_Work to complete_: Write out every line below that includes the word "clamps".

:::

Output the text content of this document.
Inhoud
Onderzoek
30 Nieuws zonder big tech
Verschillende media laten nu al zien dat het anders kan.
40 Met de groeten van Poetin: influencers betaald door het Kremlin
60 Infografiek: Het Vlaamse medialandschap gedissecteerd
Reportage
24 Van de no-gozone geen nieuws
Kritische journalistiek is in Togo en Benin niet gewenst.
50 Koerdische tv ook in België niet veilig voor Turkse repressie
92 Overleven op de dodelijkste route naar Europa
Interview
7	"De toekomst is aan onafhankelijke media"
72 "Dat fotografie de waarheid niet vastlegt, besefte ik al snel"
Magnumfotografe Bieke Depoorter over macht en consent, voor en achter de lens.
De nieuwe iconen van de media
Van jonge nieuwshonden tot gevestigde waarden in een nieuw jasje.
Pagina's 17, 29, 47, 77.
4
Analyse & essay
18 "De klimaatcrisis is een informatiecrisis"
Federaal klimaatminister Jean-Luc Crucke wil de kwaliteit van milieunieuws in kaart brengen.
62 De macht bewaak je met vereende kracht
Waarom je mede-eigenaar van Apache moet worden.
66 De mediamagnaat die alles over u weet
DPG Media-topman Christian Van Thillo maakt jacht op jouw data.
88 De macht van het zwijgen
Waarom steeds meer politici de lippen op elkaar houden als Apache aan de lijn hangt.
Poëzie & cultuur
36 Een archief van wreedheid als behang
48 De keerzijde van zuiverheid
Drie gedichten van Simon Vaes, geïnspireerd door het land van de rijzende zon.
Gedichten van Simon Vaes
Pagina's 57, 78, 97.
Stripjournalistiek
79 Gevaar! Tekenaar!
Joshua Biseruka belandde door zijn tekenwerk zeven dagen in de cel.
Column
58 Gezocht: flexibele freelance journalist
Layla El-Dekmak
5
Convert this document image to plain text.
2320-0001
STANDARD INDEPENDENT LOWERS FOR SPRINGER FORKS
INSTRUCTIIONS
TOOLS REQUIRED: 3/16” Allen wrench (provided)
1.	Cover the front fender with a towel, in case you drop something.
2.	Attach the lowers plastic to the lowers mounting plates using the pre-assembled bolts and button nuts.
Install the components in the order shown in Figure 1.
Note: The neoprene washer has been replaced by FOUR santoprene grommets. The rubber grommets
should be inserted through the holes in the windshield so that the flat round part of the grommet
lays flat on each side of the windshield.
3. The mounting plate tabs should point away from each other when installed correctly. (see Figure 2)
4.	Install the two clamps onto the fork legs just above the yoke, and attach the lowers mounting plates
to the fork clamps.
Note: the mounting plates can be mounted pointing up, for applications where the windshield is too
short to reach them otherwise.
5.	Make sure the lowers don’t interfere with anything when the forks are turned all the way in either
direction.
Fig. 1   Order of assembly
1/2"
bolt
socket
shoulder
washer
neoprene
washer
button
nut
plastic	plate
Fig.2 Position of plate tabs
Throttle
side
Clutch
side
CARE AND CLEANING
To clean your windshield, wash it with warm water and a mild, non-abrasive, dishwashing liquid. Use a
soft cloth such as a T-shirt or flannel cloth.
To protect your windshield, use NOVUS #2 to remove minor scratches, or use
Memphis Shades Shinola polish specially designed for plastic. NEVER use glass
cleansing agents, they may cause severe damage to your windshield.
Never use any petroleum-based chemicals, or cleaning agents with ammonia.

:::

_Response to the task_:
4.	Install the two clamps onto the fork legs just above the yoke, and attach the lowers mounting plates
to the fork clamps.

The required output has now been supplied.